■ **Stated goal**
Write the line that includes "Convert this document image to plain text." and all subsequent lines, exactly as written, and nothing more.

★ ★ ★

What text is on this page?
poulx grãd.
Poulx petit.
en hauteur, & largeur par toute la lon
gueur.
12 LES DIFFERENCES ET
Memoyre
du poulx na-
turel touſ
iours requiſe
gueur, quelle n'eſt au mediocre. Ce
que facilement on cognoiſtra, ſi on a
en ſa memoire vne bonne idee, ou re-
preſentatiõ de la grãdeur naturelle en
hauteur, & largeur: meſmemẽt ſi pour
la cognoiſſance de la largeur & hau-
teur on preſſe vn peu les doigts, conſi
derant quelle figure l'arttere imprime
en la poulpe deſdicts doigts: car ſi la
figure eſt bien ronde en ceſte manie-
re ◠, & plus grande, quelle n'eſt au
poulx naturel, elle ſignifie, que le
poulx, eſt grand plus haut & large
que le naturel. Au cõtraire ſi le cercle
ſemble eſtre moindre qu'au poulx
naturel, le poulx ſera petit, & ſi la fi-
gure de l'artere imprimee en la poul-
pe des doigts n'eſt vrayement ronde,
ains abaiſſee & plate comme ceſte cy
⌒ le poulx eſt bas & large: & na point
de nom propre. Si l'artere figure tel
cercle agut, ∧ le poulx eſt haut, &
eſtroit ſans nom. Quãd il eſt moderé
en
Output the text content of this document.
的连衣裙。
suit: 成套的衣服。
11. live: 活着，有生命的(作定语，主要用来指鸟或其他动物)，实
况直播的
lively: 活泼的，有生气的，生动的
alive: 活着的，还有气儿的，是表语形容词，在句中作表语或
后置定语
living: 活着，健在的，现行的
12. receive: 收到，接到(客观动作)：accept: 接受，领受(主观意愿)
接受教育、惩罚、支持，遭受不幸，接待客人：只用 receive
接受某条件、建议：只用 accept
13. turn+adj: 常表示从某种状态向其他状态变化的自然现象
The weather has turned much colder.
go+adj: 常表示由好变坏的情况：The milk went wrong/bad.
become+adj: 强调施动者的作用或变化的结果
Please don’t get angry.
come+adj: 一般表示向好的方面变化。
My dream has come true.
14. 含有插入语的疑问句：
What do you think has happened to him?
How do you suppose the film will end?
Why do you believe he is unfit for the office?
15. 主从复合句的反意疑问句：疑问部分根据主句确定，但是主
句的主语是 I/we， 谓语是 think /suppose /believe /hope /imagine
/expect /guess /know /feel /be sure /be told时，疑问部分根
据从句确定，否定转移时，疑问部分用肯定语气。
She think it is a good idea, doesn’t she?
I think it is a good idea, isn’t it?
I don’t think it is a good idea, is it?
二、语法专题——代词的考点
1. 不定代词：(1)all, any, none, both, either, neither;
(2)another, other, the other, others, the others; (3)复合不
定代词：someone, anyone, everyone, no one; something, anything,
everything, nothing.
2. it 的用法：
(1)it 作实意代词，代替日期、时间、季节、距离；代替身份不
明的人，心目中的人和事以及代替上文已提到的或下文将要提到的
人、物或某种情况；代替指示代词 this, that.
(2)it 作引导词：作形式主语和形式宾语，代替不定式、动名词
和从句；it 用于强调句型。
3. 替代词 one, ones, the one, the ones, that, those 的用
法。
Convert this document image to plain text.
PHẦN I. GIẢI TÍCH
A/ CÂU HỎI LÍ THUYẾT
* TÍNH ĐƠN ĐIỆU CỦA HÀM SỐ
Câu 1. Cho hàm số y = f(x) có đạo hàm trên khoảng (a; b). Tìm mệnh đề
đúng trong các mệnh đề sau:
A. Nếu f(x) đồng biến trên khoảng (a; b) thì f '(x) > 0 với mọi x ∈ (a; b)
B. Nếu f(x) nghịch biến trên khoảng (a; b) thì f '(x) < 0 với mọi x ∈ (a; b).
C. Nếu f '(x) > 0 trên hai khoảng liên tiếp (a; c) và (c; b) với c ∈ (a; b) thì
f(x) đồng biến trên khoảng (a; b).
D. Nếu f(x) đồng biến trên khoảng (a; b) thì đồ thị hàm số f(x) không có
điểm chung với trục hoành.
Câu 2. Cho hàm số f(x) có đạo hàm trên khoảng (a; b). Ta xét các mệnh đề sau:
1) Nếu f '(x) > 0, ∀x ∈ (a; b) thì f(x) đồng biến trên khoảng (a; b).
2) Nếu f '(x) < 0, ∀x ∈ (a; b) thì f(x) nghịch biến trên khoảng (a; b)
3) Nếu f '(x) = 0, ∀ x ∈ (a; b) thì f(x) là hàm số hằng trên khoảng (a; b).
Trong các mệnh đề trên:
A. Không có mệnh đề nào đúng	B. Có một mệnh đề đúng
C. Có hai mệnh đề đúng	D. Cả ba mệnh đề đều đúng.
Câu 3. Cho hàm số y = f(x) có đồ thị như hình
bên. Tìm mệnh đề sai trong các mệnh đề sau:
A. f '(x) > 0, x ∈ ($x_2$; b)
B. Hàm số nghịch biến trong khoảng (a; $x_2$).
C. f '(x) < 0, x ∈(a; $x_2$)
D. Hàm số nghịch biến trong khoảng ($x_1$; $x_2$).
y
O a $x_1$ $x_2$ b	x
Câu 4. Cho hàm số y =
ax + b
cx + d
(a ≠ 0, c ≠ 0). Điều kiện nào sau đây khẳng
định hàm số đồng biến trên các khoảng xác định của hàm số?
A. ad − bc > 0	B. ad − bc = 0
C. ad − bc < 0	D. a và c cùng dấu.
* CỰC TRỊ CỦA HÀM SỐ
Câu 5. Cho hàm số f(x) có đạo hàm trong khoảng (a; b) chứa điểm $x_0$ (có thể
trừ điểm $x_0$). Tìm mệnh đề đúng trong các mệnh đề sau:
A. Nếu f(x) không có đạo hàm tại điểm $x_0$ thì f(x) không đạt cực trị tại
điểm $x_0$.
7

★ ★ ★

■ **Response**
Convert this document image to plain text.
PHẦN I. GIẢI TÍCH
A/ CÂU HỎI LÍ THUYẾT
* TÍNH ĐƠN ĐIỆU CỦA HÀM SỐ
Câu 1. Cho hàm số y = f(x) có đạo hàm trên khoảng (a; b). Tìm mệnh đề
đúng trong các mệnh đề sau:
A. Nếu f(x) đồng biến trên khoảng (a; b) thì f '(x) > 0 với mọi x ∈ (a; b)
B. Nếu f(x) nghịch biến trên khoảng (a; b) thì f '(x) < 0 với mọi x ∈ (a; b).
C. Nếu f '(x) > 0 trên hai khoảng liên tiếp (a; c) và (c; b) với c ∈ (a; b) thì
f(x) đồng biến trên khoảng (a; b).
D. Nếu f(x) đồng biến trên khoảng (a; b) thì đồ thị hàm số f(x) không có
điểm chung với trục hoành.
Câu 2. Cho hàm số f(x) có đạo hàm trên khoảng (a; b). Ta xét các mệnh đề sau:
1) Nếu f '(x) > 0, ∀x ∈ (a; b) thì f(x) đồng biến trên khoảng (a; b).
2) Nếu f '(x) < 0, ∀x ∈ (a; b) thì f(x) nghịch biến trên khoảng (a; b)
3) Nếu f '(x) = 0, ∀ x ∈ (a; b) thì f(x) là hàm số hằng trên khoảng (a; b).
Trong các mệnh đề trên:
A. Không có mệnh đề nào đúng	B. Có một mệnh đề đúng
C. Có hai mệnh đề đúng	D. Cả ba mệnh đề đều đúng.
Câu 3. Cho hàm số y = f(x) có đồ thị như hình
bên. Tìm mệnh đề sai trong các mệnh đề sau:
A. f '(x) > 0, x ∈ ($x_2$; b)
B. Hàm số nghịch biến trong khoảng (a; $x_2$).
C. f '(x) < 0, x ∈(a; $x_2$)
D. Hàm số nghịch biến trong khoảng ($x_1$; $x_2$).
y
O a $x_1$ $x_2$ b	x
Câu 4. Cho hàm số y =
ax + b
cx + d
(a ≠ 0, c ≠ 0). Điều kiện nào sau đây khẳng
định hàm số đồng biến trên các khoảng xác định của hàm số?
A. ad − bc > 0	B. ad − bc = 0
C. ad − bc < 0	D. a và c cùng dấu.
* CỰC TRỊ CỦA HÀM SỐ
Câu 5. Cho hàm số f(x) có đạo hàm trong khoảng (a; b) chứa điểm $x_0$ (có thể
trừ điểm $x_0$). Tìm mệnh đề đúng trong các mệnh đề sau:
A. Nếu f(x) không có đạo hàm tại điểm $x_0$ thì f(x) không đạt cực trị tại
điểm $x_0$.
7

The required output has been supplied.